• [WRITTEN REQUEST]:
Count the lines in the records that contain the string "size", matching case exactly. Reply with the number alone.

** begin DATA SHOWN **

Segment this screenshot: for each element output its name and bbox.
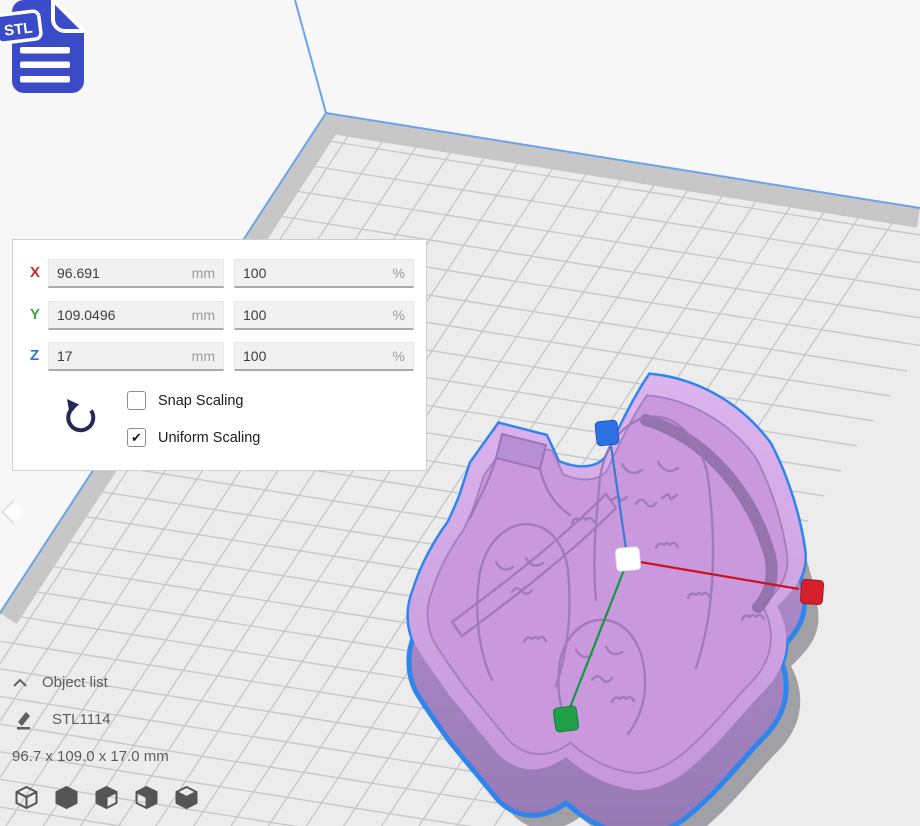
uniform-scaling-label: Uniform Scaling (158, 430, 260, 446)
pencil-icon (14, 708, 32, 730)
snap-scaling-checkbox-row[interactable]: Snap Scaling (127, 391, 243, 410)
application-window: STL X mm % Y mm % (0, 0, 920, 826)
y-size-field: mm (48, 301, 224, 330)
y-size-unit: mm (192, 307, 215, 323)
object-list-item[interactable]: STL1114 (14, 708, 111, 730)
scale-handle-x[interactable] (800, 579, 824, 604)
reset-scale-button[interactable] (61, 398, 101, 440)
reset-counterclockwise-arrow-icon (61, 398, 101, 440)
x-percent-input[interactable] (243, 265, 343, 281)
z-axis-label: Z (30, 347, 46, 364)
scale-handle-z[interactable] (595, 420, 619, 446)
z-percent-input[interactable] (243, 348, 343, 364)
chevron-up-icon (12, 677, 28, 689)
scale-handle-center[interactable] (615, 546, 641, 571)
snap-scaling-checkbox[interactable] (127, 391, 146, 410)
y-percent-field: % (234, 301, 414, 330)
z-size-field: mm (48, 342, 224, 371)
object-name: STL1114 (52, 711, 111, 728)
scale-row-y: Y mm % (13, 301, 426, 330)
y-percent-unit: % (393, 307, 405, 323)
uniform-scaling-checkbox[interactable]: ✔ (127, 428, 146, 447)
3d-view-icon[interactable] (13, 784, 40, 811)
left-view-icon[interactable] (133, 784, 160, 811)
object-list-toggle[interactable]: Object list (12, 674, 108, 691)
uniform-scaling-checkbox-row[interactable]: ✔ Uniform Scaling (127, 428, 260, 447)
x-percent-field: % (234, 259, 414, 288)
x-size-field: mm (48, 259, 224, 288)
scale-row-x: X mm % (13, 259, 426, 288)
camera-view-presets (13, 784, 200, 811)
y-percent-input[interactable] (243, 307, 343, 323)
dimensions-text: 96.7 x 109.0 x 17.0 mm (12, 748, 169, 765)
object-list-label: Object list (42, 674, 108, 691)
z-size-input[interactable] (57, 348, 157, 364)
scale-row-z: Z mm % (13, 342, 426, 371)
stl-label-plate: STL (0, 11, 42, 44)
scale-handle-y[interactable] (553, 706, 579, 733)
y-size-input[interactable] (57, 307, 157, 323)
snap-scaling-label: Snap Scaling (158, 393, 243, 409)
x-percent-unit: % (393, 265, 405, 281)
front-view-icon[interactable] (53, 784, 80, 811)
x-axis-label: X (30, 264, 46, 281)
model-dimensions-readout: 96.7 x 109.0 x 17.0 mm (12, 748, 169, 765)
x-size-unit: mm (192, 265, 215, 281)
scale-tool-panel: X mm % Y mm % Z mm (12, 239, 427, 471)
top-view-icon[interactable] (93, 784, 120, 811)
right-view-icon[interactable] (173, 784, 200, 811)
z-percent-unit: % (393, 348, 405, 364)
x-size-input[interactable] (57, 265, 157, 281)
y-axis-label: Y (30, 306, 46, 323)
z-size-unit: mm (192, 348, 215, 364)
stl-label-text: STL (3, 19, 33, 39)
stl-file-badge: STL (0, 0, 92, 98)
z-percent-field: % (234, 342, 414, 371)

** end DATA SHOWN **

• [SOLVED EXERCISE]:
9